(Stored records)
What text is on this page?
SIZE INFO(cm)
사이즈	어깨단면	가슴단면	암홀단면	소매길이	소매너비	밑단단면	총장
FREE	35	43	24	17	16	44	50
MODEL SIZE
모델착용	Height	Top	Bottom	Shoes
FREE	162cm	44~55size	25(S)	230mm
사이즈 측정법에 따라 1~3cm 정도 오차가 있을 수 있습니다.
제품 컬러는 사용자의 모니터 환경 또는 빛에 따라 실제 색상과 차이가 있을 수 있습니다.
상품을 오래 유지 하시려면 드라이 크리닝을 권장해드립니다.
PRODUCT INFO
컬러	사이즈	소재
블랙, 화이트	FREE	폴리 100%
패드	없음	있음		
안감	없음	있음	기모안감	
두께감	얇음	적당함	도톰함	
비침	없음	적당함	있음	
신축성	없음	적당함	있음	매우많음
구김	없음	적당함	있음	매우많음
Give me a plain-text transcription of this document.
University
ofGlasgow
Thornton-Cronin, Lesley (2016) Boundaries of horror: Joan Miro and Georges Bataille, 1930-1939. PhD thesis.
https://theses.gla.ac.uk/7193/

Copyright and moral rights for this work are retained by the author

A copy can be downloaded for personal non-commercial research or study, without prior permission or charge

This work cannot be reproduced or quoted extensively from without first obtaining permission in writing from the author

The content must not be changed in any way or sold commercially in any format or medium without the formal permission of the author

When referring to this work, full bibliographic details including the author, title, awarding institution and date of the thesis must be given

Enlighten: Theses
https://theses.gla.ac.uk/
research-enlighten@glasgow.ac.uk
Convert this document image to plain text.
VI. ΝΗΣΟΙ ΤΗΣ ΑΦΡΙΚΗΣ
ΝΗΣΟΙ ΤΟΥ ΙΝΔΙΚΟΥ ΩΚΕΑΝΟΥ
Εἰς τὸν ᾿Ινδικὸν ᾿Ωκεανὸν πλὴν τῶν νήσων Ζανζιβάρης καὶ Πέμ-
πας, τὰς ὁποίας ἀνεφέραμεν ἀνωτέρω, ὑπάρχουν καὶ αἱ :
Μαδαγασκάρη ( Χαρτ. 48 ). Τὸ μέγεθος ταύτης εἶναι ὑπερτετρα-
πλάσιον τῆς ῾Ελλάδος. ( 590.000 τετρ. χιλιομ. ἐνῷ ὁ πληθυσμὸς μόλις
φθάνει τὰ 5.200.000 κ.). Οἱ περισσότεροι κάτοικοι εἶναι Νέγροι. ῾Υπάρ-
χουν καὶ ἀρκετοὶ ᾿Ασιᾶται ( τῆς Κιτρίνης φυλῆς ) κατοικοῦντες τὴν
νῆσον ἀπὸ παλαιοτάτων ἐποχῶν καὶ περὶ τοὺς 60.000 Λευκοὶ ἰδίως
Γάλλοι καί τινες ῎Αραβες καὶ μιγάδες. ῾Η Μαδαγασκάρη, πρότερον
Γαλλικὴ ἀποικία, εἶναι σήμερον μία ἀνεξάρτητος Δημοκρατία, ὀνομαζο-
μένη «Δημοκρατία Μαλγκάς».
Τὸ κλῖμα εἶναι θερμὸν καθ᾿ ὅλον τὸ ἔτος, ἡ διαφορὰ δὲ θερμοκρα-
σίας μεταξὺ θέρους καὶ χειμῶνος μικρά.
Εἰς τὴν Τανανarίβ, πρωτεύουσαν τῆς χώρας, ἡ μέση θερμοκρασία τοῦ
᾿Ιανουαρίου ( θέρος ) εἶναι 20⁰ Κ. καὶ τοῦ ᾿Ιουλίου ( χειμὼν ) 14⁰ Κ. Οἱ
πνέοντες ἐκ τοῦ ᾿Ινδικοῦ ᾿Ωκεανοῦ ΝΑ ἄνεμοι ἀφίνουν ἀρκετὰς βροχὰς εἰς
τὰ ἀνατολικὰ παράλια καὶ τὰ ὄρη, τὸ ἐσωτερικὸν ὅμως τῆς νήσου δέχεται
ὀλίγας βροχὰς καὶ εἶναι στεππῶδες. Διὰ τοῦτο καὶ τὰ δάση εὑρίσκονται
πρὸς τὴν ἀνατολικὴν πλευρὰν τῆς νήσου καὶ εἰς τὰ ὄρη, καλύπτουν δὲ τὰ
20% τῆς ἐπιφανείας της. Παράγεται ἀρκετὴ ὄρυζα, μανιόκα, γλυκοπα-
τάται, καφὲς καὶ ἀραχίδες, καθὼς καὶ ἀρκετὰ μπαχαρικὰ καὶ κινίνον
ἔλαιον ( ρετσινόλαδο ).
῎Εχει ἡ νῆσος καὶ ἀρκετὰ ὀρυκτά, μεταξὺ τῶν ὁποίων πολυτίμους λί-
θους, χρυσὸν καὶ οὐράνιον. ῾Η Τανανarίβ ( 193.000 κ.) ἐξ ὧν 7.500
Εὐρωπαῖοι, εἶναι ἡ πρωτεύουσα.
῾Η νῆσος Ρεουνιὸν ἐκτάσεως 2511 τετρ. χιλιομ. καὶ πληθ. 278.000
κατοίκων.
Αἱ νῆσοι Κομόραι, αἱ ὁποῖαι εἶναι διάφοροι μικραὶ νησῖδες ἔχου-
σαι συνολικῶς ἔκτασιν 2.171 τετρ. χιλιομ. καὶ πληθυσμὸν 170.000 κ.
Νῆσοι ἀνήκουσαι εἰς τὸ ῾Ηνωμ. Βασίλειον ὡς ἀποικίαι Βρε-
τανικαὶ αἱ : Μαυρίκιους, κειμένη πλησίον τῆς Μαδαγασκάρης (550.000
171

==

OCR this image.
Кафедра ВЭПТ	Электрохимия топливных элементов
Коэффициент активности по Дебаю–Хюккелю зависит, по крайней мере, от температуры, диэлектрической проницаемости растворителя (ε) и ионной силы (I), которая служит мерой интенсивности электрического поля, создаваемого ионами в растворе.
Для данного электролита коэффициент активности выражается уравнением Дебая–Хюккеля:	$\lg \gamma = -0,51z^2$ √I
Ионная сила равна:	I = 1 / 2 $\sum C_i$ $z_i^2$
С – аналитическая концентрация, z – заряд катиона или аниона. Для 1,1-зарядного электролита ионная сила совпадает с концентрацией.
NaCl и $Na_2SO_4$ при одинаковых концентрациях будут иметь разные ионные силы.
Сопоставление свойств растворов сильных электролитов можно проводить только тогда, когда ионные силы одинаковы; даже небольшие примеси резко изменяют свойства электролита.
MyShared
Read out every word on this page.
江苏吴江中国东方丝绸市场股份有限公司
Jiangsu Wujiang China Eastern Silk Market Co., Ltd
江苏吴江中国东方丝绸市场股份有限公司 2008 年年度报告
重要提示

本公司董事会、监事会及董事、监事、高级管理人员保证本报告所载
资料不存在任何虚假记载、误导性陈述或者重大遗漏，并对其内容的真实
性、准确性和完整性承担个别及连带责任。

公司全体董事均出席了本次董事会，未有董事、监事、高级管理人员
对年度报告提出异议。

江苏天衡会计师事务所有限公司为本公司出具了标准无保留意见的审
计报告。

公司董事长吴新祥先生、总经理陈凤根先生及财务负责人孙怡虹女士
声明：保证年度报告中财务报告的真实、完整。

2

* * *

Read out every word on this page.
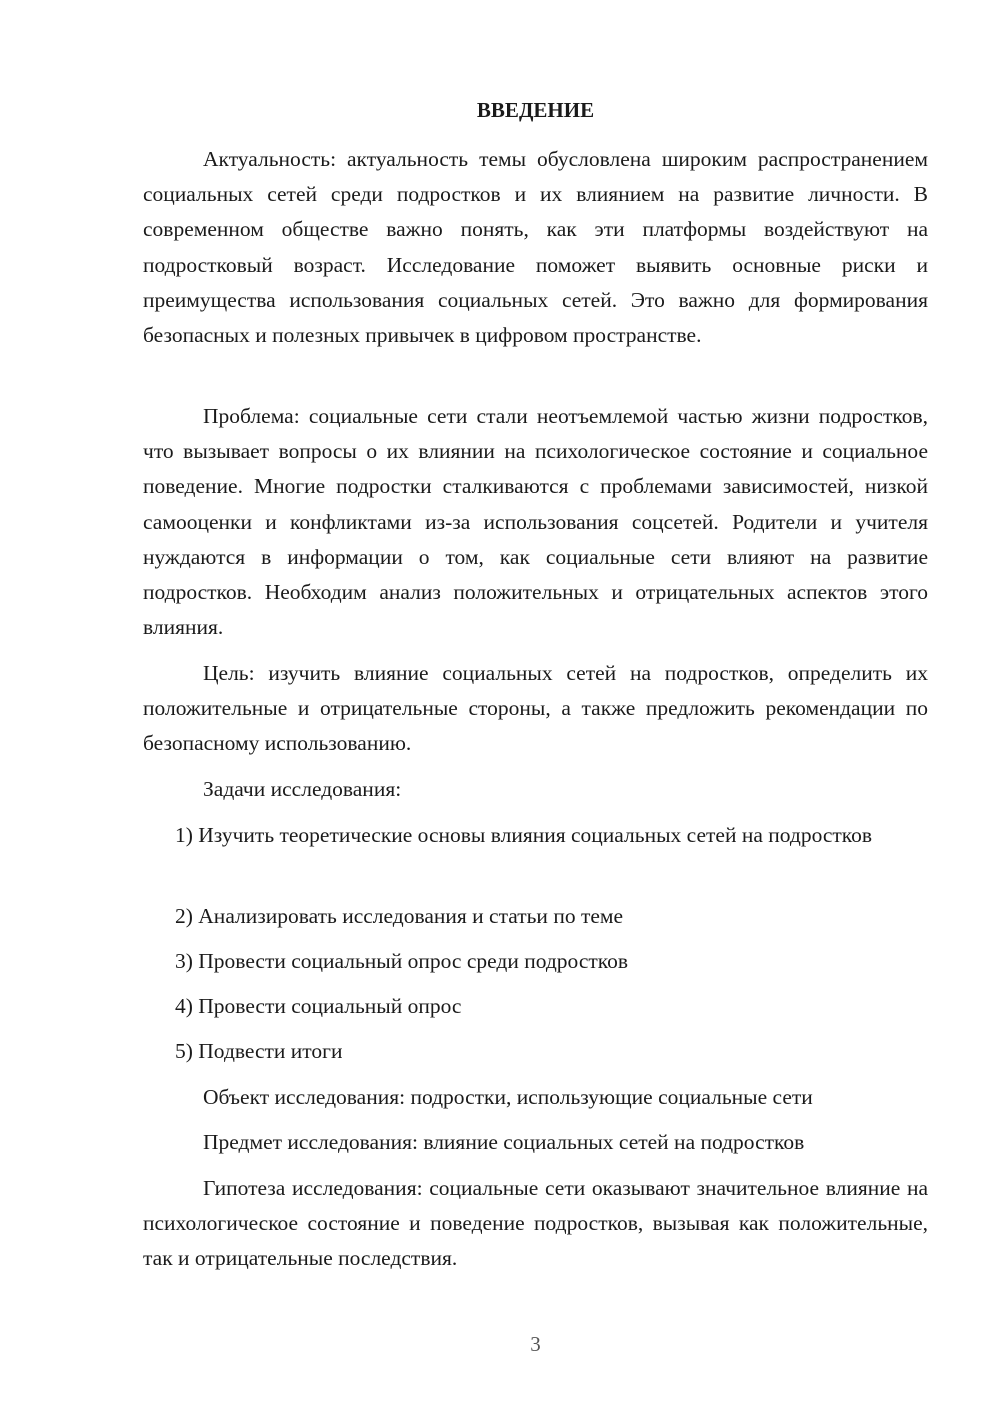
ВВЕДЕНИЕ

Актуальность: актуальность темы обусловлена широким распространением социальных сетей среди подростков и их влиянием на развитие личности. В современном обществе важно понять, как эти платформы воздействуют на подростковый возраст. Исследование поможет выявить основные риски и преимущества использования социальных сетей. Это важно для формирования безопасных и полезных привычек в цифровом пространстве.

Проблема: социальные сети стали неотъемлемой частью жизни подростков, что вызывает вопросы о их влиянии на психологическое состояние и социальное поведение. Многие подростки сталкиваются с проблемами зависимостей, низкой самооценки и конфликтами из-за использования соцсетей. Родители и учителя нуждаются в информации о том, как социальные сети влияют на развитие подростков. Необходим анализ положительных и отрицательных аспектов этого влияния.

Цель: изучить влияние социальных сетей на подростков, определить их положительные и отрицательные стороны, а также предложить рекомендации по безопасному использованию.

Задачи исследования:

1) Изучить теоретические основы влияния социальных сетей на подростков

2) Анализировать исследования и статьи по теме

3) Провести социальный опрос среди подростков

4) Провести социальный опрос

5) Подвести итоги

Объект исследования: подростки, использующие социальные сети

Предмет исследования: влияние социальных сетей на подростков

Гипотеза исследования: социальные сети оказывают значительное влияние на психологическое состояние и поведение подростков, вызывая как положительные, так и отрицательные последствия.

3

_SHORT PROBLEM_
From the entries above, copy out every line where the string "research" appears.

_RESULT OF THIS EXERCISE_
A copy can be downloaded for personal non-commercial research or study, without prior permission or charge
research-enlighten@glasgow.ac.uk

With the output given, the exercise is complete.